[START OF INFORMATION PROVIDED]

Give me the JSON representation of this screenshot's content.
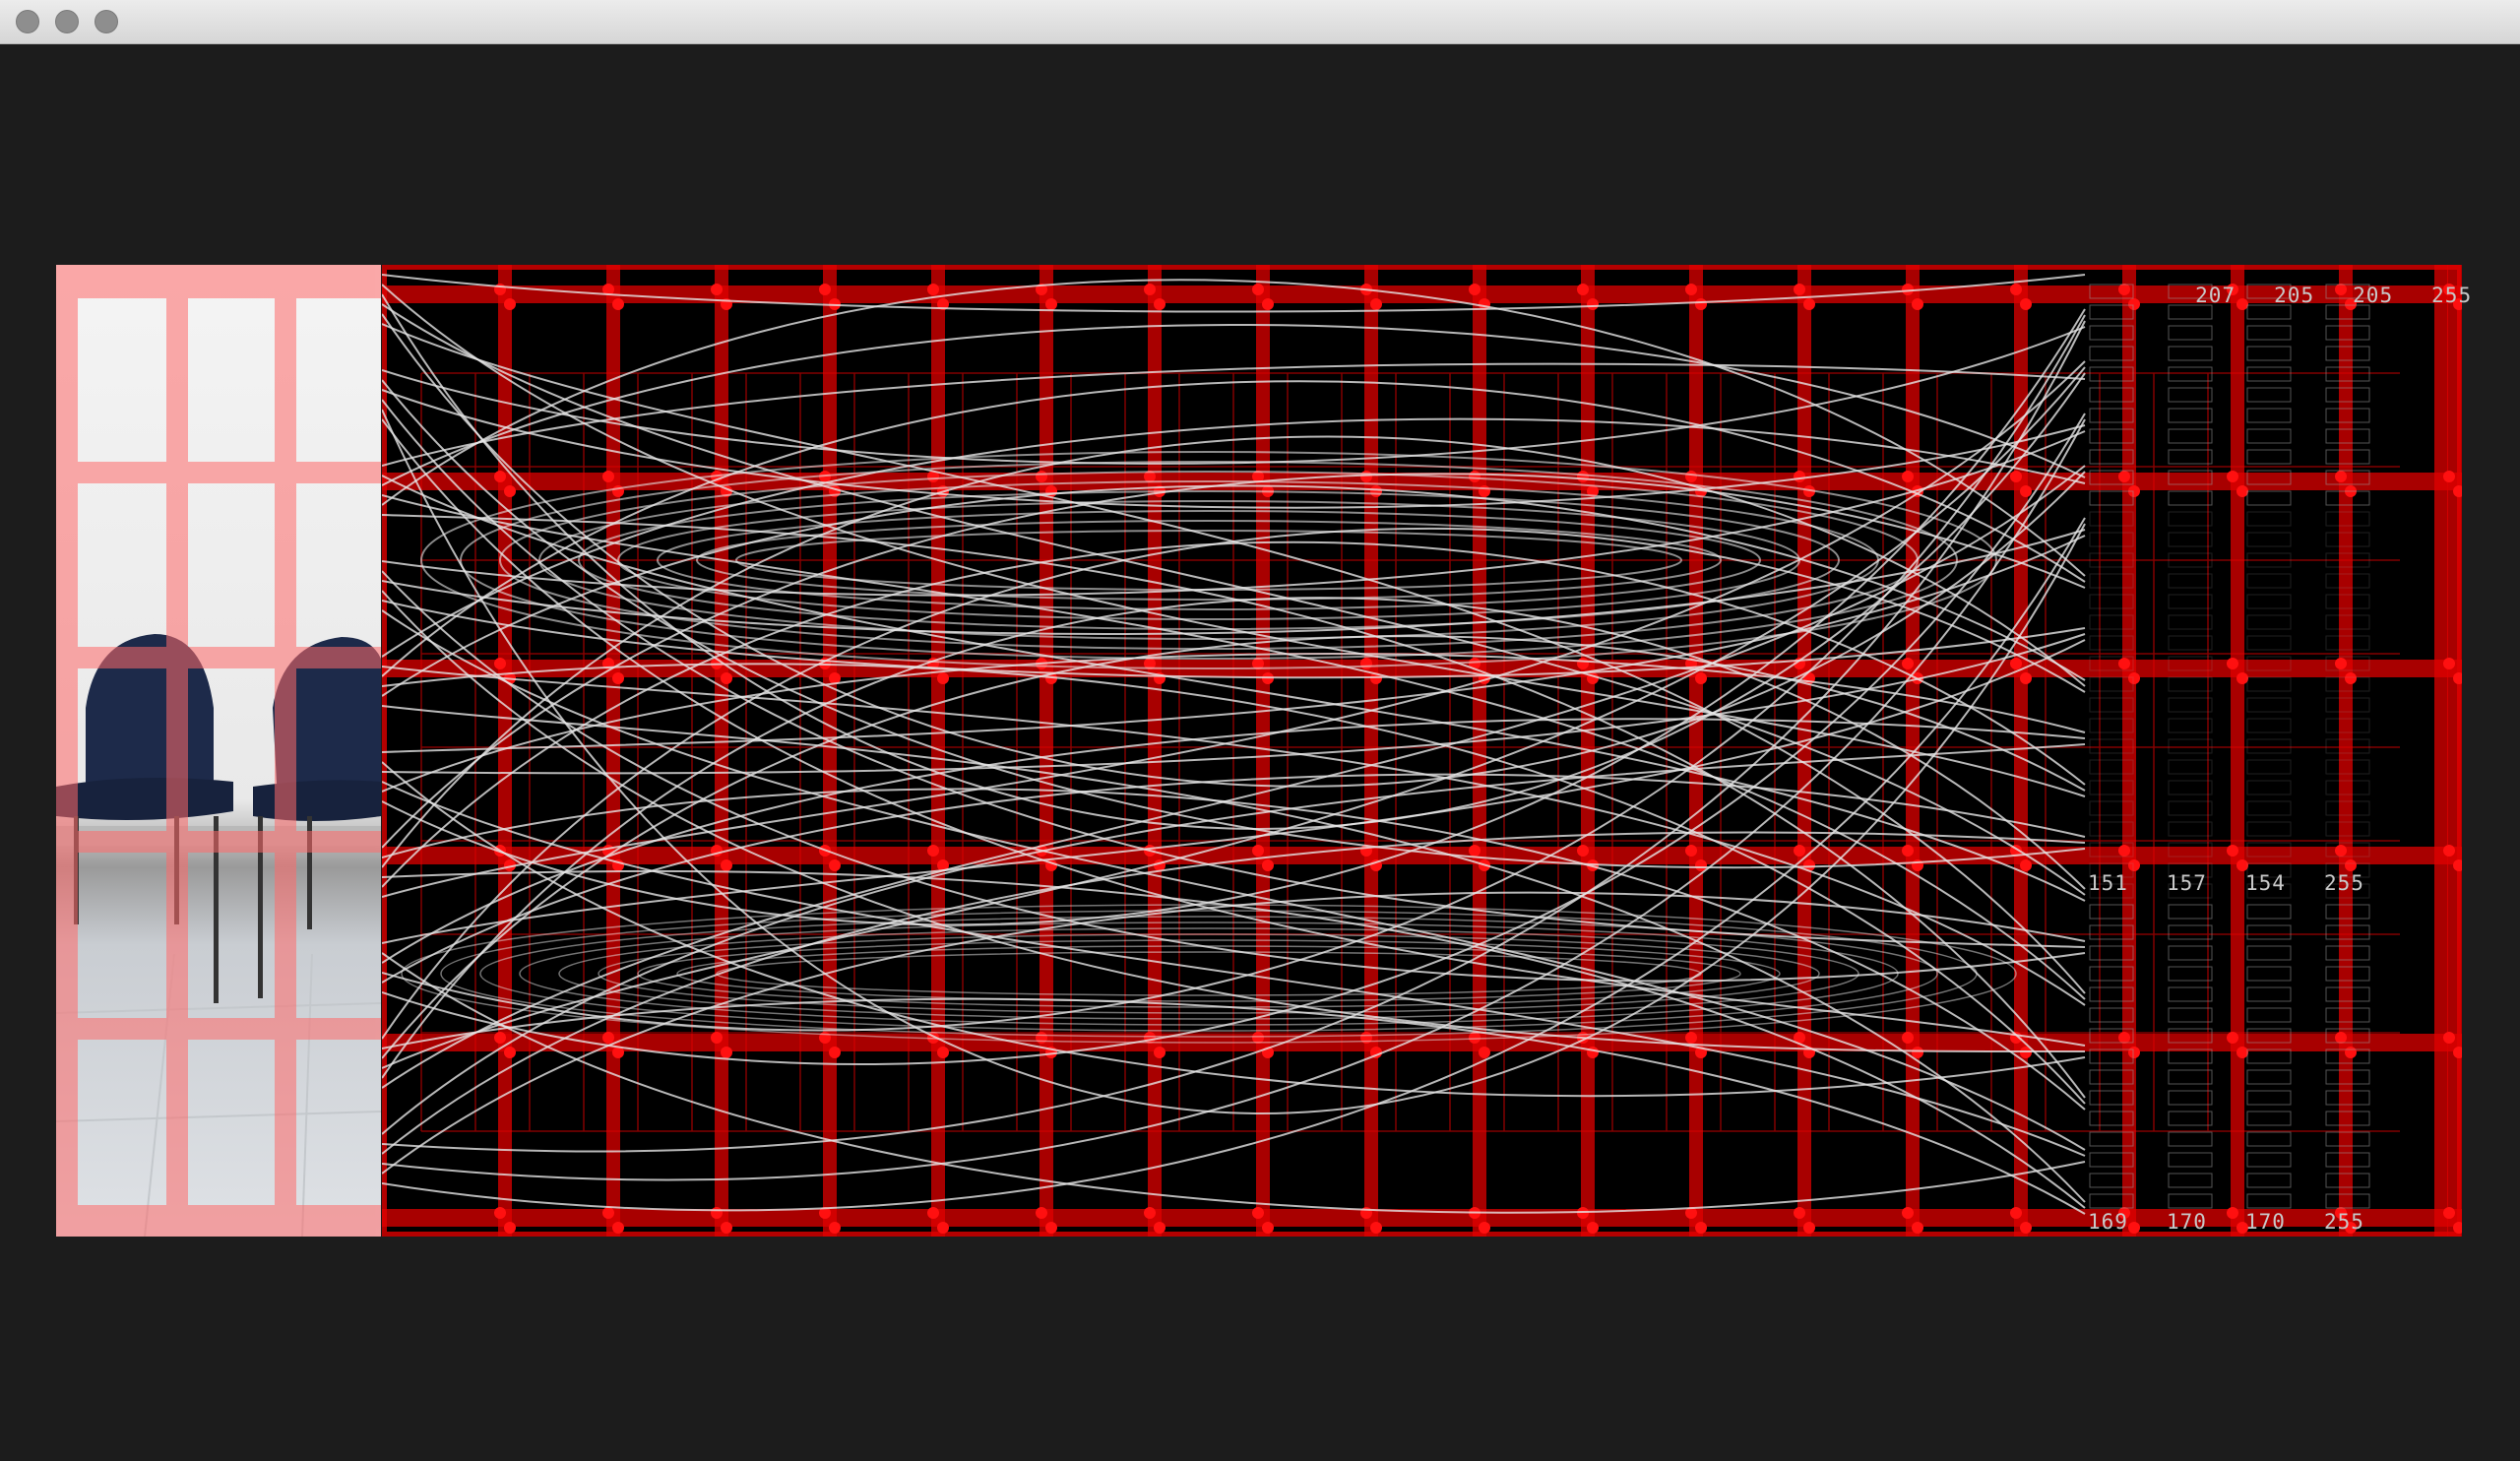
{
  "window": {
    "buttons": [
      "close",
      "minimize",
      "zoom"
    ]
  },
  "viewer": {
    "image_description_icon": "chairs-photo",
    "colors": {
      "grid": "#e00000",
      "curves": "#e6e6e6",
      "background": "#000000",
      "frame": "#1c1c1c"
    },
    "value_table": {
      "first_row": [
        "207",
        "205",
        "205",
        "255"
      ],
      "mid_row": [
        "151",
        "157",
        "154",
        "255"
      ],
      "last_row": [
        "169",
        "170",
        "170",
        "255"
      ]
    }
  }
}
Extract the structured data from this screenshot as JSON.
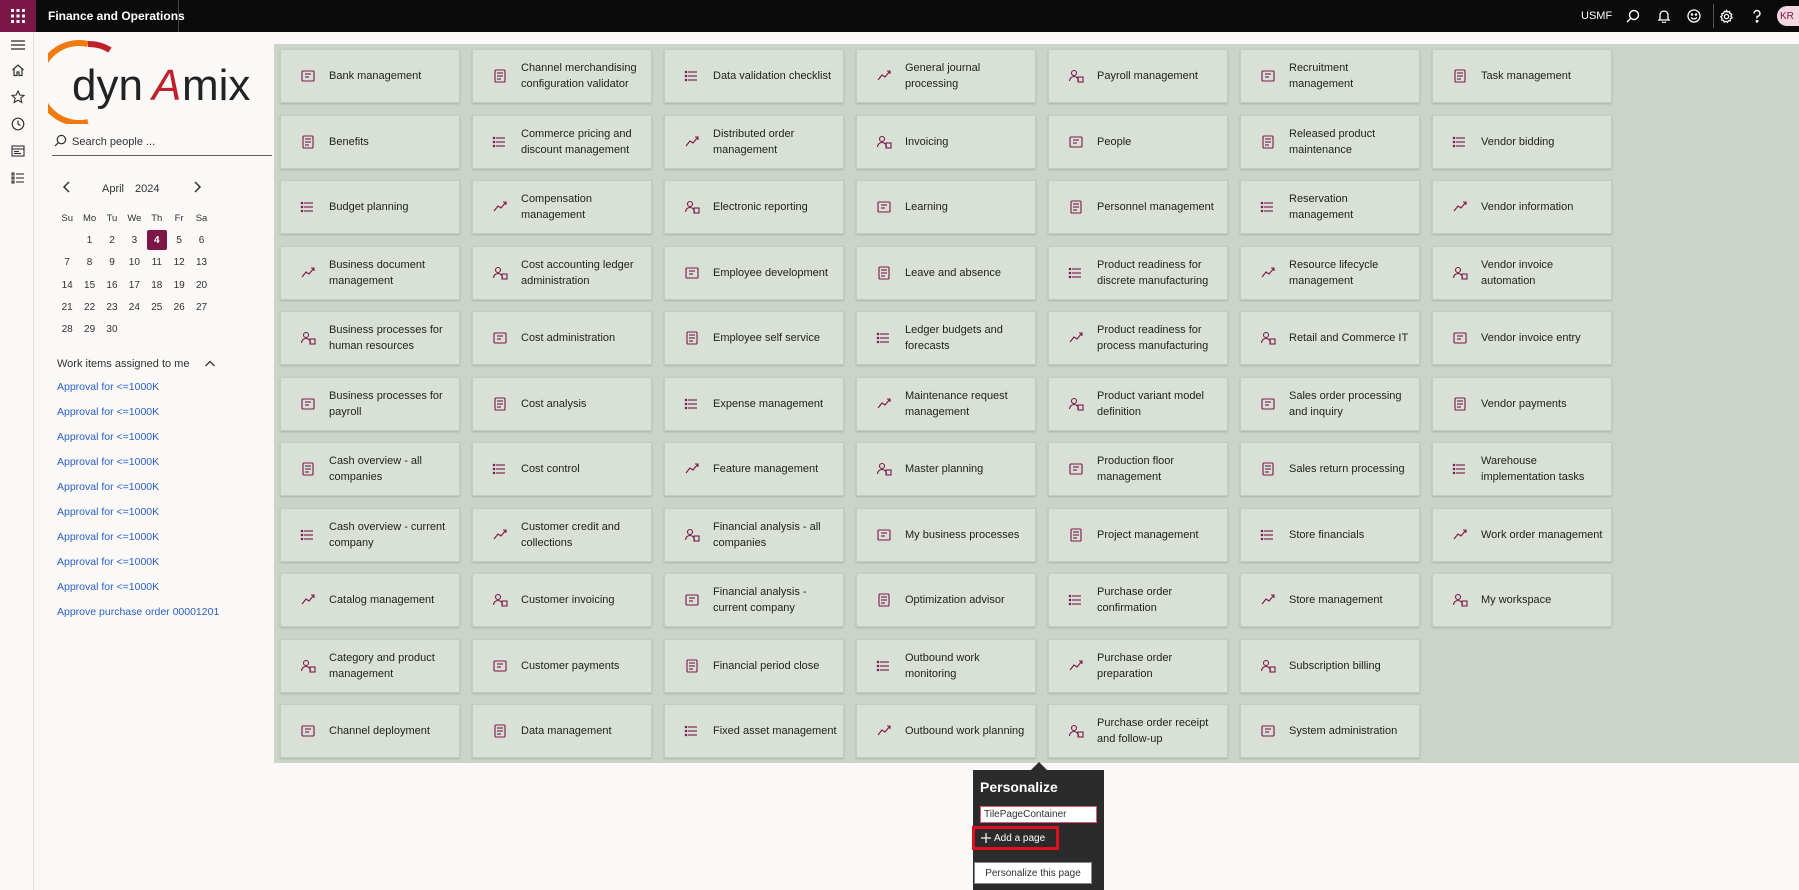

[END OF INFORMATION PROVIDED]

__WHAT TO PRODUCE__
Output all the records, word for word, with no pictures in the copy.

__REPLY__
Give me the JSON representation of this screenshot's content.
{
  "window": {
    "buttons": [
      "close",
      "minimize",
      "zoom"
    ]
  },
  "viewer": {
    "image_description_icon": "chairs-photo",
    "colors": {
      "grid": "#e00000",
      "curves": "#e6e6e6",
      "background": "#000000",
      "frame": "#1c1c1c"
    },
    "value_table": {
      "first_row": [
        "207",
        "205",
        "205",
        "255"
      ],
      "mid_row": [
        "151",
        "157",
        "154",
        "255"
      ],
      "last_row": [
        "169",
        "170",
        "170",
        "255"
      ]
    }
  }
}
Extract the structured data from this screenshot as JSON.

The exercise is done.